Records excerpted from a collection
++++++

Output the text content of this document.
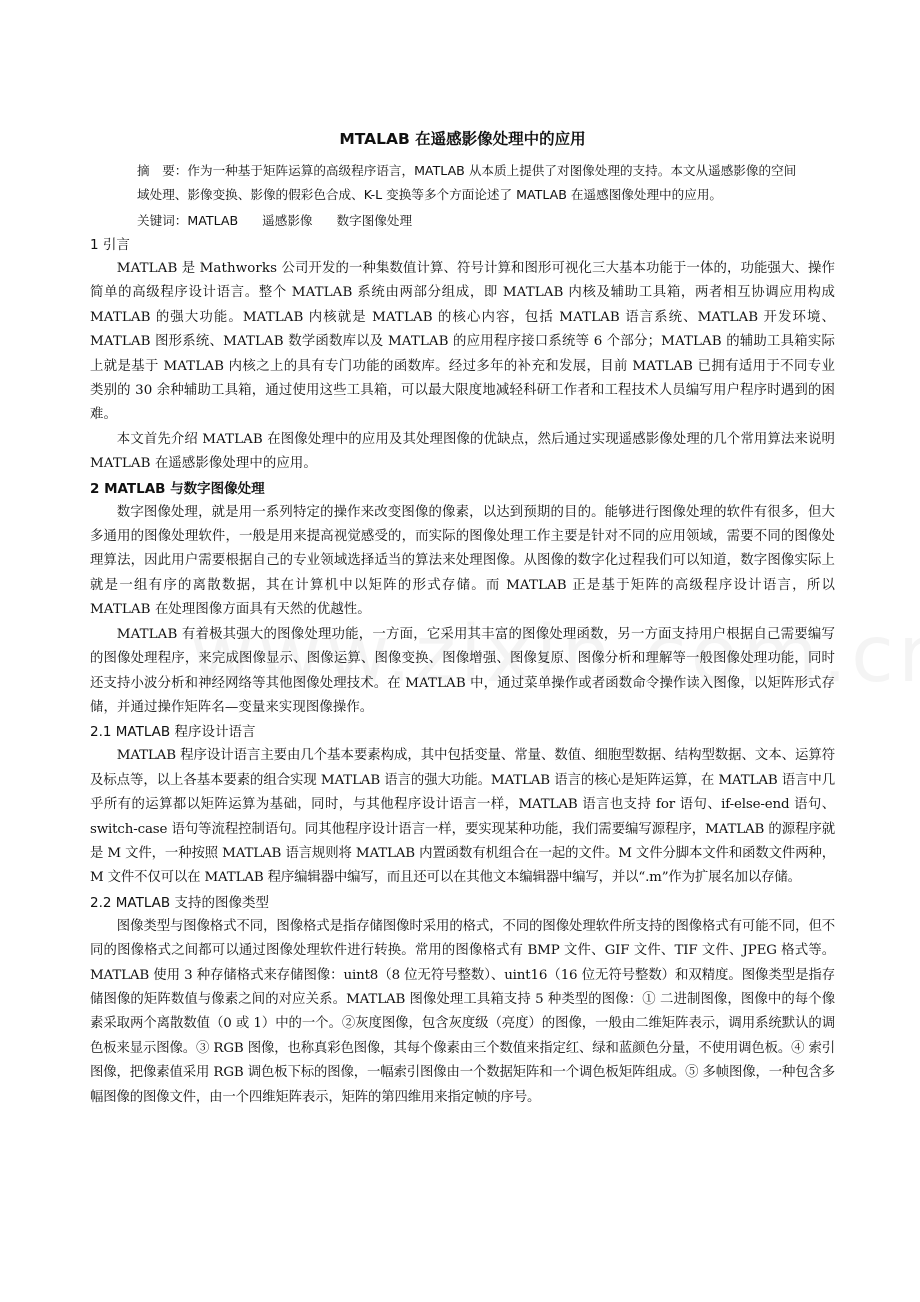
MTALAB 在遥感影像处理中的应用
摘　要：作为一种基于矩阵运算的高级程序语言，MATLAB 从本质上提供了对图像处理的支持。本文从遥感影像的空间域处理、影像变换、影像的假彩色合成、K-L 变换等多个方面论述了 MATLAB 在遥感图像处理中的应用。
关键词：MATLAB 遥感影像 数字图像处理
1 引言

MATLAB 是 Mathworks 公司开发的一种集数值计算、符号计算和图形可视化三大基本功能于一体的，功能强大、操作简单的高级程序设计语言。整个 MATLAB 系统由两部分组成，即 MATLAB 内核及辅助工具箱，两者相互协调应用构成 MATLAB 的强大功能。MATLAB 内核就是 MATLAB 的核心内容，包括 MATLAB 语言系统、MATLAB 开发环境、MATLAB 图形系统、MATLAB 数学函数库以及 MATLAB 的应用程序接口系统等 6 个部分；MATLAB 的辅助工具箱实际上就是基于 MATLAB 内核之上的具有专门功能的函数库。经过多年的补充和发展，目前 MATLAB 已拥有适用于不同专业类别的 30 余种辅助工具箱，通过使用这些工具箱，可以最大限度地减轻科研工作者和工程技术人员编写用户程序时遇到的困难。

本文首先介绍 MATLAB 在图像处理中的应用及其处理图像的优缺点，然后通过实现遥感影像处理的几个常用算法来说明 MATLAB 在遥感影像处理中的应用。

2 MATLAB 与数字图像处理

数字图像处理，就是用一系列特定的操作来改变图像的像素，以达到预期的目的。能够进行图像处理的软件有很多，但大多通用的图像处理软件，一般是用来提高视觉感受的，而实际的图像处理工作主要是针对不同的应用领域，需要不同的图像处理算法，因此用户需要根据自己的专业领域选择适当的算法来处理图像。从图像的数字化过程我们可以知道，数字图像实际上就是一组有序的离散数据，其在计算机中以矩阵的形式存储。而 MATLAB 正是基于矩阵的高级程序设计语言，所以 MATLAB 在处理图像方面具有天然的优越性。

MATLAB 有着极其强大的图像处理功能，一方面，它采用其丰富的图像处理函数，另一方面支持用户根据自己需要编写的图像处理程序，来完成图像显示、图像运算、图像变换、图像增强、图像复原、图像分析和理解等一般图像处理功能，同时还支持小波分析和神经网络等其他图像处理技术。在 MATLAB 中，通过菜单操作或者函数命令操作读入图像，以矩阵形式存储，并通过操作矩阵名—变量来实现图像操作。

2.1 MATLAB 程序设计语言

MATLAB 程序设计语言主要由几个基本要素构成，其中包括变量、常量、数值、细胞型数据、结构型数据、文本、运算符及标点等，以上各基本要素的组合实现 MATLAB 语言的强大功能。MATLAB 语言的核心是矩阵运算，在 MATLAB 语言中几乎所有的运算都以矩阵运算为基础，同时，与其他程序设计语言一样，MATLAB 语言也支持 for 语句、if-else-end 语句、switch-case 语句等流程控制语句。同其他程序设计语言一样，要实现某种功能，我们需要编写源程序，MATLAB 的源程序就是 M 文件，一种按照 MATLAB 语言规则将 MATLAB 内置函数有机组合在一起的文件。M 文件分脚本文件和函数文件两种，M 文件不仅可以在 MATLAB 程序编辑器中编写，而且还可以在其他文本编辑器中编写，并以“.m”作为扩展名加以存储。

2.2 MATLAB 支持的图像类型

图像类型与图像格式不同，图像格式是指存储图像时采用的格式，不同的图像处理软件所支持的图像格式有可能不同，但不同的图像格式之间都可以通过图像处理软件进行转换。常用的图像格式有 BMP 文件、GIF 文件、TIF 文件、JPEG 格式等。MATLAB 使用 3 种存储格式来存储图像：uint8（8 位无符号整数）、uint16（16 位无符号整数）和双精度。图像类型是指存储图像的矩阵数值与像素之间的对应关系。MATLAB 图像处理工具箱支持 5 种类型的图像：① 二进制图像，图像中的每个像素采取两个离散数值（0 或 1）中的一个。②灰度图像，包含灰度级（亮度）的图像，一般由二维矩阵表示，调用系统默认的调色板来显示图像。③ RGB 图像，也称真彩色图像，其每个像素由三个数值来指定红、绿和蓝颜色分量，不使用调色板。④ 索引图像，把像素值采用 RGB 调色板下标的图像，一幅索引图像由一个数据矩阵和一个调色板矩阵组成。⑤ 多帧图像，一种包含多幅图像的图像文件，由一个四维矩阵表示，矩阵的第四维用来指定帧的序号。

++++++

**WORK INSTRUCTIONS:** Transcribe the full listing character for character. Pictures are excluded.

**FINISHED ANSWER:**
Output the text content of this document.
MTALAB 在遥感影像处理中的应用
摘　要：作为一种基于矩阵运算的高级程序语言，MATLAB 从本质上提供了对图像处理的支持。本文从遥感影像的空间域处理、影像变换、影像的假彩色合成、K-L 变换等多个方面论述了 MATLAB 在遥感图像处理中的应用。
关键词：MATLAB 遥感影像 数字图像处理
1 引言

MATLAB 是 Mathworks 公司开发的一种集数值计算、符号计算和图形可视化三大基本功能于一体的，功能强大、操作简单的高级程序设计语言。整个 MATLAB 系统由两部分组成，即 MATLAB 内核及辅助工具箱，两者相互协调应用构成 MATLAB 的强大功能。MATLAB 内核就是 MATLAB 的核心内容，包括 MATLAB 语言系统、MATLAB 开发环境、MATLAB 图形系统、MATLAB 数学函数库以及 MATLAB 的应用程序接口系统等 6 个部分；MATLAB 的辅助工具箱实际上就是基于 MATLAB 内核之上的具有专门功能的函数库。经过多年的补充和发展，目前 MATLAB 已拥有适用于不同专业类别的 30 余种辅助工具箱，通过使用这些工具箱，可以最大限度地减轻科研工作者和工程技术人员编写用户程序时遇到的困难。

本文首先介绍 MATLAB 在图像处理中的应用及其处理图像的优缺点，然后通过实现遥感影像处理的几个常用算法来说明 MATLAB 在遥感影像处理中的应用。

2 MATLAB 与数字图像处理

数字图像处理，就是用一系列特定的操作来改变图像的像素，以达到预期的目的。能够进行图像处理的软件有很多，但大多通用的图像处理软件，一般是用来提高视觉感受的，而实际的图像处理工作主要是针对不同的应用领域，需要不同的图像处理算法，因此用户需要根据自己的专业领域选择适当的算法来处理图像。从图像的数字化过程我们可以知道，数字图像实际上就是一组有序的离散数据，其在计算机中以矩阵的形式存储。而 MATLAB 正是基于矩阵的高级程序设计语言，所以 MATLAB 在处理图像方面具有天然的优越性。

MATLAB 有着极其强大的图像处理功能，一方面，它采用其丰富的图像处理函数，另一方面支持用户根据自己需要编写的图像处理程序，来完成图像显示、图像运算、图像变换、图像增强、图像复原、图像分析和理解等一般图像处理功能，同时还支持小波分析和神经网络等其他图像处理技术。在 MATLAB 中，通过菜单操作或者函数命令操作读入图像，以矩阵形式存储，并通过操作矩阵名—变量来实现图像操作。

2.1 MATLAB 程序设计语言

MATLAB 程序设计语言主要由几个基本要素构成，其中包括变量、常量、数值、细胞型数据、结构型数据、文本、运算符及标点等，以上各基本要素的组合实现 MATLAB 语言的强大功能。MATLAB 语言的核心是矩阵运算，在 MATLAB 语言中几乎所有的运算都以矩阵运算为基础，同时，与其他程序设计语言一样，MATLAB 语言也支持 for 语句、if-else-end 语句、switch-case 语句等流程控制语句。同其他程序设计语言一样，要实现某种功能，我们需要编写源程序，MATLAB 的源程序就是 M 文件，一种按照 MATLAB 语言规则将 MATLAB 内置函数有机组合在一起的文件。M 文件分脚本文件和函数文件两种，M 文件不仅可以在 MATLAB 程序编辑器中编写，而且还可以在其他文本编辑器中编写，并以“.m”作为扩展名加以存储。

2.2 MATLAB 支持的图像类型

图像类型与图像格式不同，图像格式是指存储图像时采用的格式，不同的图像处理软件所支持的图像格式有可能不同，但不同的图像格式之间都可以通过图像处理软件进行转换。常用的图像格式有 BMP 文件、GIF 文件、TIF 文件、JPEG 格式等。MATLAB 使用 3 种存储格式来存储图像：uint8（8 位无符号整数）、uint16（16 位无符号整数）和双精度。图像类型是指存储图像的矩阵数值与像素之间的对应关系。MATLAB 图像处理工具箱支持 5 种类型的图像：① 二进制图像，图像中的每个像素采取两个离散数值（0 或 1）中的一个。②灰度图像，包含灰度级（亮度）的图像，一般由二维矩阵表示，调用系统默认的调色板来显示图像。③ RGB 图像，也称真彩色图像，其每个像素由三个数值来指定红、绿和蓝颜色分量，不使用调色板。④ 索引图像，把像素值采用 RGB 调色板下标的图像，一幅索引图像由一个数据矩阵和一个调色板矩阵组成。⑤ 多帧图像，一种包含多幅图像的图像文件，由一个四维矩阵表示，矩阵的第四维用来指定帧的序号。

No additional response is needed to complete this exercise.